▸ **Stored records**:
^^^^^^^^

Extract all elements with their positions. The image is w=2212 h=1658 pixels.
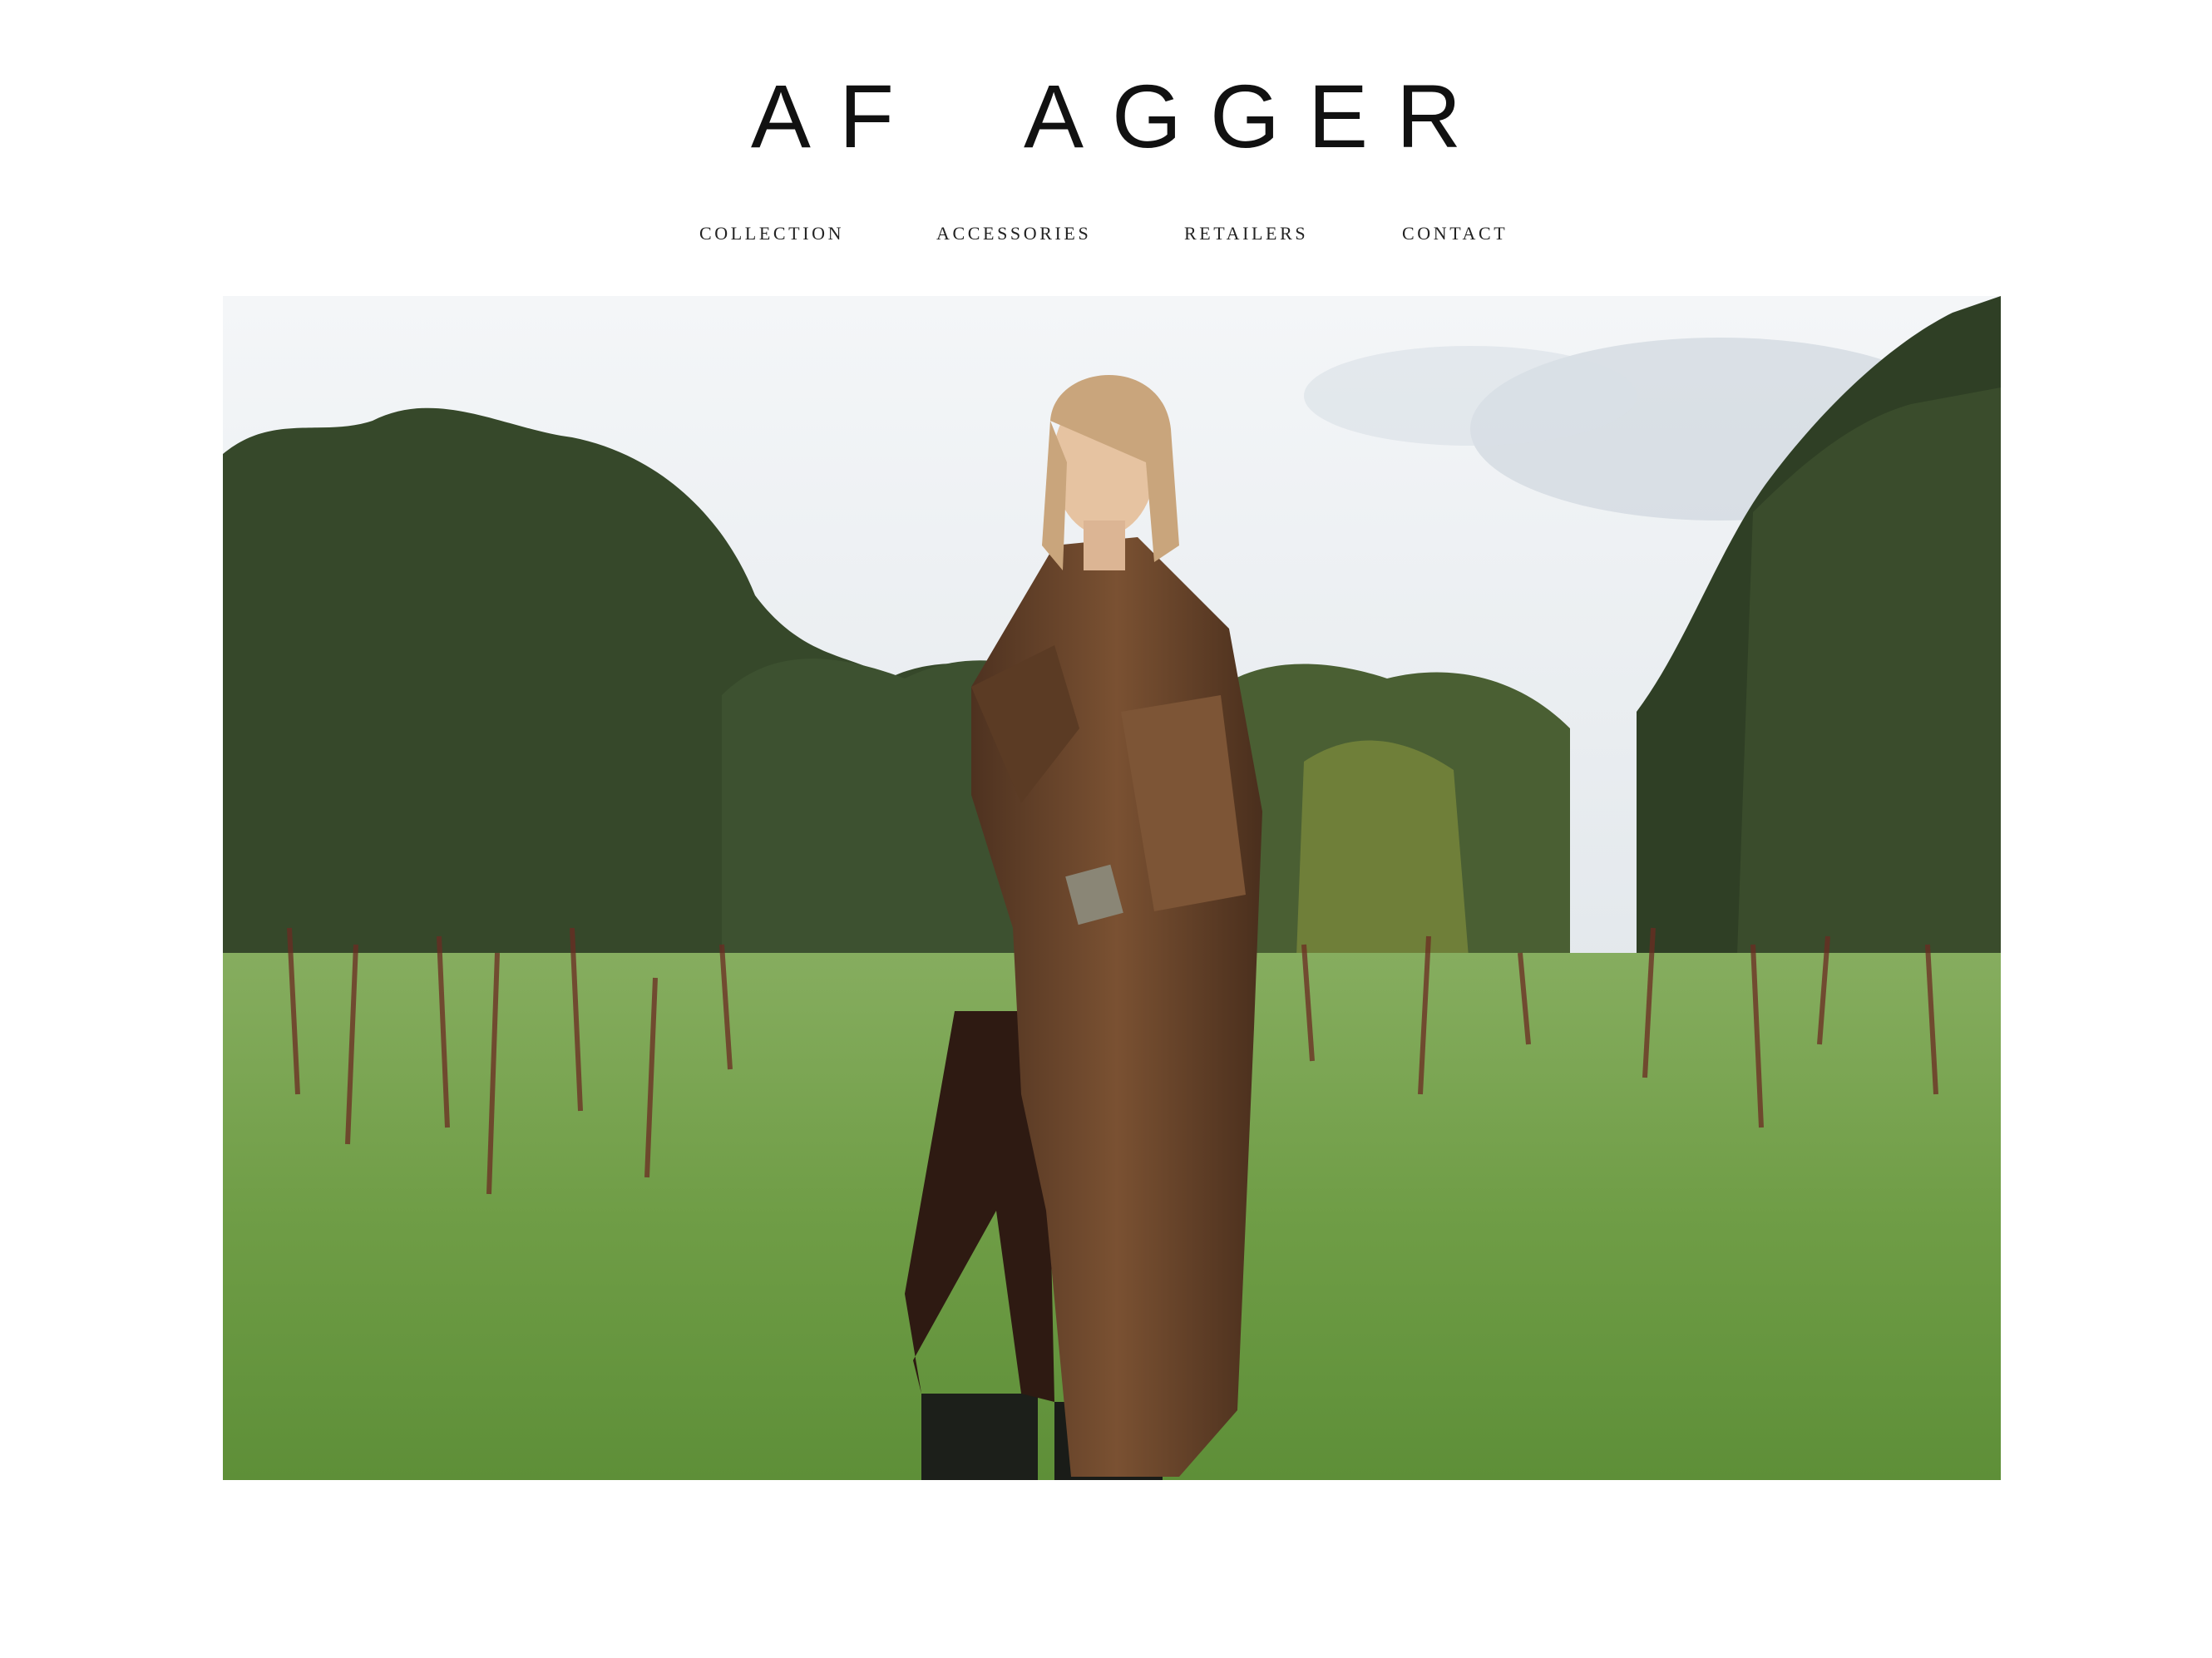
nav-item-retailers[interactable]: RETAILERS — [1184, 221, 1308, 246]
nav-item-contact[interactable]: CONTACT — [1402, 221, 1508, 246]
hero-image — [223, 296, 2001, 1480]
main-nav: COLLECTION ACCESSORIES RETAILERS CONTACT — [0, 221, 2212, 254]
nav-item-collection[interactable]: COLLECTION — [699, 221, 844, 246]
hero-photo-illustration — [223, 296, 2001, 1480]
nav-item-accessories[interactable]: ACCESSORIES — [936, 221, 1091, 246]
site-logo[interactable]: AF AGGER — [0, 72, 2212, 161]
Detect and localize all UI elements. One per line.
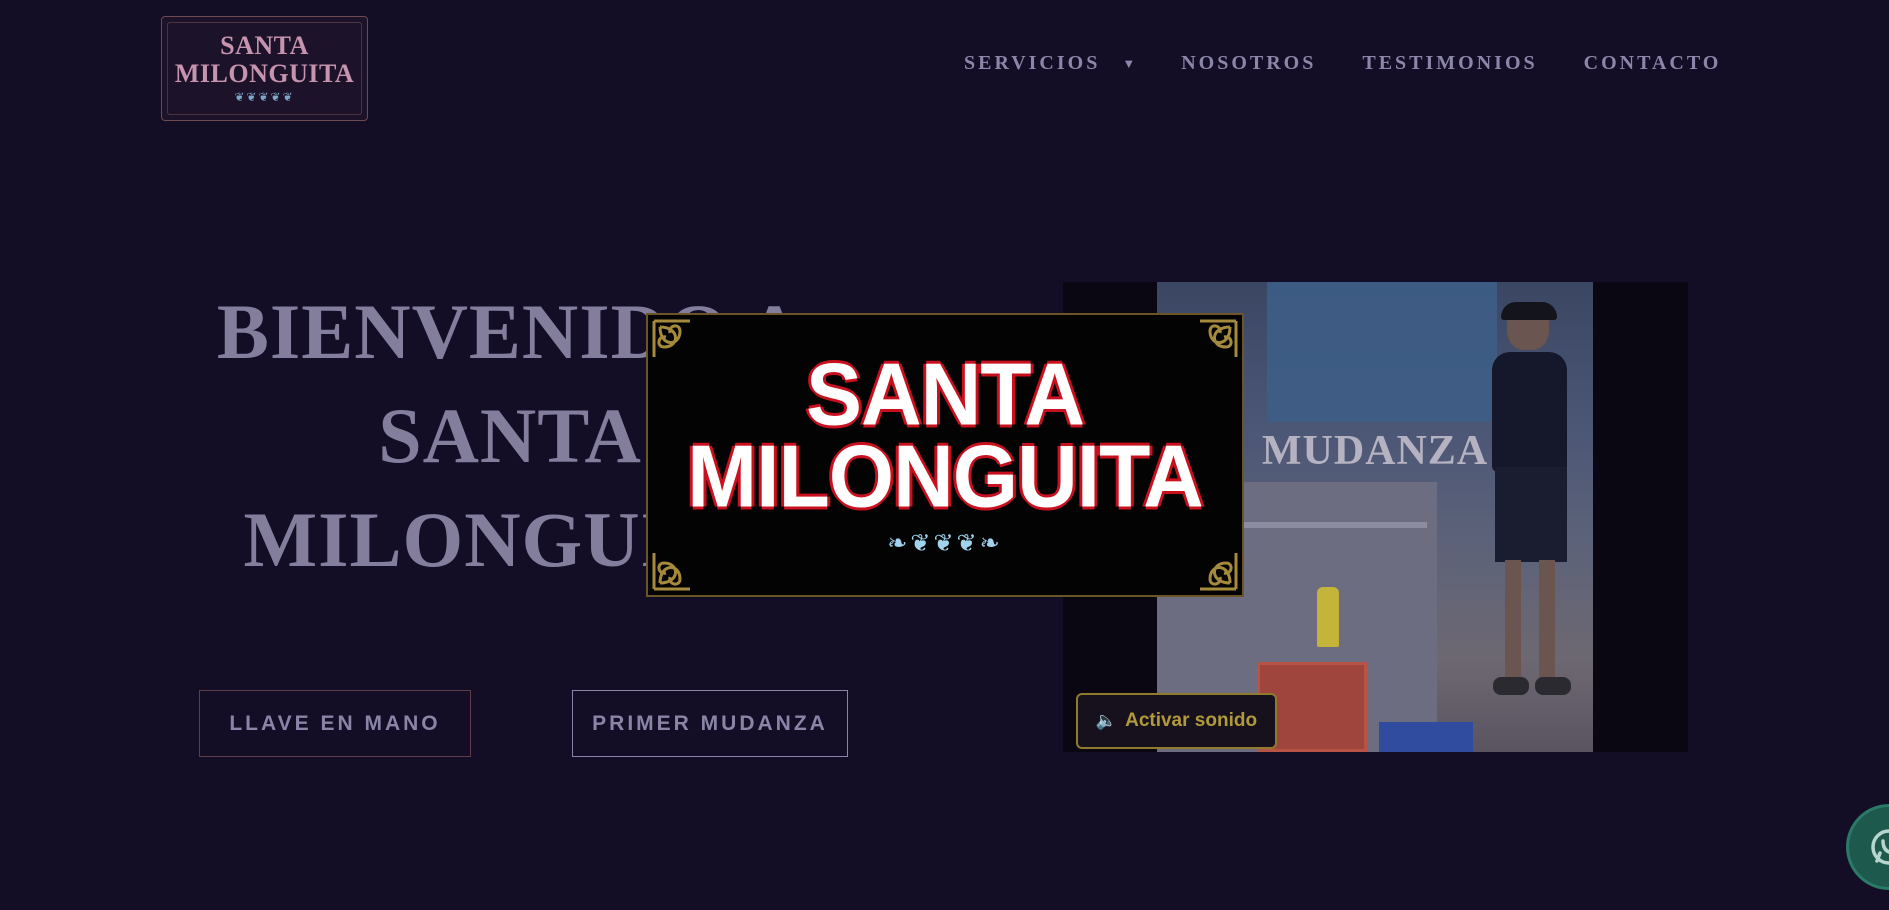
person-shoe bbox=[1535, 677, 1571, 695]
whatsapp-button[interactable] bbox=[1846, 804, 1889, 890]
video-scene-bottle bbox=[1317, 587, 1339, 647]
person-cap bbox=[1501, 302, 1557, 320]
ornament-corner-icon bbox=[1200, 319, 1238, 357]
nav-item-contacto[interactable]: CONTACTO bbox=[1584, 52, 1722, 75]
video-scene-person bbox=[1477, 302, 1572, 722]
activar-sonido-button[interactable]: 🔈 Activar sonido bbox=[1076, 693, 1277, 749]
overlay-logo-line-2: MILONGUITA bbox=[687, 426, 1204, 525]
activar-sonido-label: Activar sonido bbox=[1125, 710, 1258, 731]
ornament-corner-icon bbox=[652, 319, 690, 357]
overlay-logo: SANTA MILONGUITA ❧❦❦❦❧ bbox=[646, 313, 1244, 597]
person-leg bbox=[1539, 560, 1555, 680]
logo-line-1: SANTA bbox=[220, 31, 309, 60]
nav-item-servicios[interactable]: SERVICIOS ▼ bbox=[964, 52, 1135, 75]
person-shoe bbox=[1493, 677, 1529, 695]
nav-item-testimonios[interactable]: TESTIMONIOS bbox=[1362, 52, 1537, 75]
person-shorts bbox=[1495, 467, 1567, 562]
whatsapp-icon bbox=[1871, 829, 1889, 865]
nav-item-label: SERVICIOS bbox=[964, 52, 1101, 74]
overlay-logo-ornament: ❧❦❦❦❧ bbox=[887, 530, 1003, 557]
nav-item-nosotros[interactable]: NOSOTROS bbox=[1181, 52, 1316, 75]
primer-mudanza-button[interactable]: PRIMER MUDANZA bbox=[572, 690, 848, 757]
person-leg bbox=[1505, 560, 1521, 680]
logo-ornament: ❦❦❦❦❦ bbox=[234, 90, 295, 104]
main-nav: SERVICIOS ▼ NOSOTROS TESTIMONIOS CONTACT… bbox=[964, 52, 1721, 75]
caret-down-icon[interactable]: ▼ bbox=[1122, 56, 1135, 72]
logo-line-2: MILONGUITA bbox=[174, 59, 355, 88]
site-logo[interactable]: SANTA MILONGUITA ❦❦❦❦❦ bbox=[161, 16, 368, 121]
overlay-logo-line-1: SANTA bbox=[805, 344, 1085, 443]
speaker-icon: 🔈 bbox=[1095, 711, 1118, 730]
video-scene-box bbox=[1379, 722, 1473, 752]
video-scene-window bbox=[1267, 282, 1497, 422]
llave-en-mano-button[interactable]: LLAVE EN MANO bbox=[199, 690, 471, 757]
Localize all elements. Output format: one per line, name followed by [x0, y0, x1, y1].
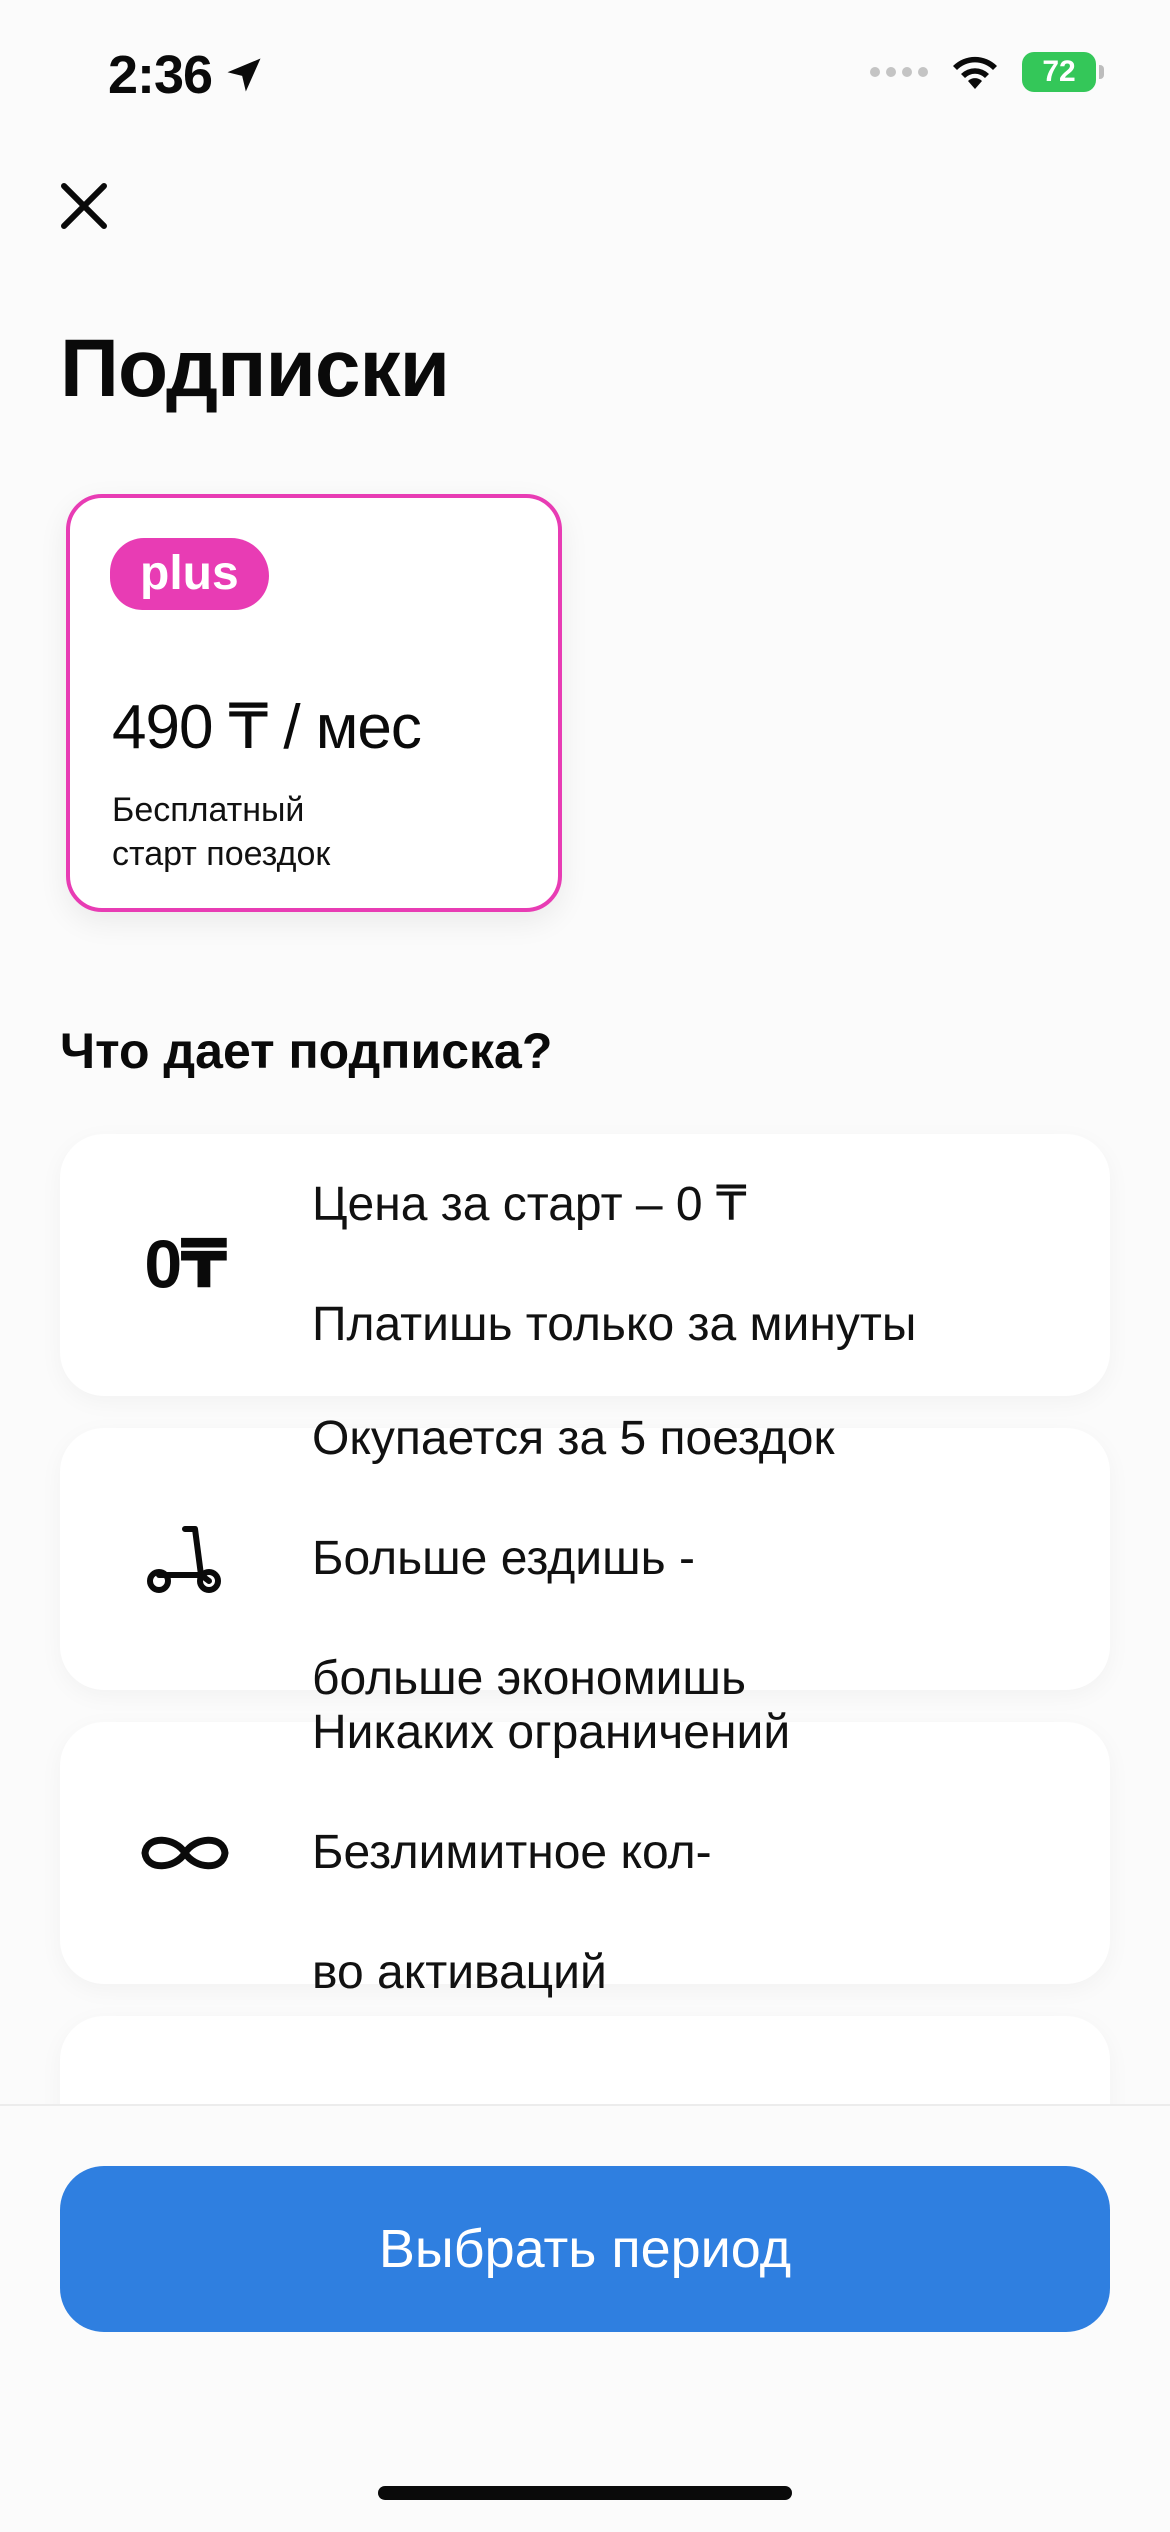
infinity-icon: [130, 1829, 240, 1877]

^^^^^^^^

▸ **To be done**: Reproduce all of the material above word for word, leaving out the pictures.

▸ **Response below**:
Extract all elements with their positions. The image is w=2212 h=1658 pixels.
nav-item-retailers[interactable]: RETAILERS — [1184, 221, 1308, 246]
nav-item-contact[interactable]: CONTACT — [1402, 221, 1508, 246]
hero-image — [223, 296, 2001, 1480]
main-nav: COLLECTION ACCESSORIES RETAILERS CONTACT — [0, 221, 2212, 254]
nav-item-collection[interactable]: COLLECTION — [699, 221, 844, 246]
hero-photo-illustration — [223, 296, 2001, 1480]
nav-item-accessories[interactable]: ACCESSORIES — [936, 221, 1091, 246]
site-logo[interactable]: AF AGGER — [0, 72, 2212, 161]
Detect and localize all UI elements. One per line.
person-shoe bbox=[1535, 677, 1571, 695]
whatsapp-button[interactable] bbox=[1846, 804, 1889, 890]
video-scene-bottle bbox=[1317, 587, 1339, 647]
person-cap bbox=[1501, 302, 1557, 320]
ornament-corner-icon bbox=[1200, 319, 1238, 357]
nav-item-contacto[interactable]: CONTACTO bbox=[1584, 52, 1722, 75]
video-scene-person bbox=[1477, 302, 1572, 722]
activar-sonido-button[interactable]: 🔈 Activar sonido bbox=[1076, 693, 1277, 749]
overlay-logo-line-2: MILONGUITA bbox=[687, 426, 1204, 525]
activar-sonido-label: Activar sonido bbox=[1125, 710, 1258, 731]
ornament-corner-icon bbox=[652, 319, 690, 357]
overlay-logo: SANTA MILONGUITA ❧❦❦❦❧ bbox=[646, 313, 1244, 597]
person-leg bbox=[1539, 560, 1555, 680]
logo-line-1: SANTA bbox=[220, 31, 309, 60]
nav-item-servicios[interactable]: SERVICIOS ▼ bbox=[964, 52, 1135, 75]
person-shoe bbox=[1493, 677, 1529, 695]
nav-item-testimonios[interactable]: TESTIMONIOS bbox=[1362, 52, 1537, 75]
person-shorts bbox=[1495, 467, 1567, 562]
whatsapp-icon bbox=[1871, 829, 1889, 865]
nav-item-label: SERVICIOS bbox=[964, 52, 1101, 74]
overlay-logo-ornament: ❧❦❦❦❧ bbox=[887, 530, 1003, 557]
nav-item-nosotros[interactable]: NOSOTROS bbox=[1181, 52, 1316, 75]
primer-mudanza-button[interactable]: PRIMER MUDANZA bbox=[572, 690, 848, 757]
person-leg bbox=[1505, 560, 1521, 680]
logo-ornament: ❦❦❦❦❦ bbox=[234, 90, 295, 104]
main-nav: SERVICIOS ▼ NOSOTROS TESTIMONIOS CONTACT… bbox=[964, 52, 1721, 75]
caret-down-icon[interactable]: ▼ bbox=[1122, 56, 1135, 72]
logo-line-2: MILONGUITA bbox=[174, 59, 355, 88]
site-logo[interactable]: SANTA MILONGUITA ❦❦❦❦❦ bbox=[161, 16, 368, 121]
overlay-logo-line-1: SANTA bbox=[805, 344, 1085, 443]
speaker-icon: 🔈 bbox=[1095, 711, 1118, 730]
video-scene-box bbox=[1379, 722, 1473, 752]
video-scene-window bbox=[1267, 282, 1497, 422]
llave-en-mano-button[interactable]: LLAVE EN MANO bbox=[199, 690, 471, 757]
Localize all elements. Output format: one per line, name followed by [x0, y0, x1, y1].
infinity-icon: [130, 1829, 240, 1877]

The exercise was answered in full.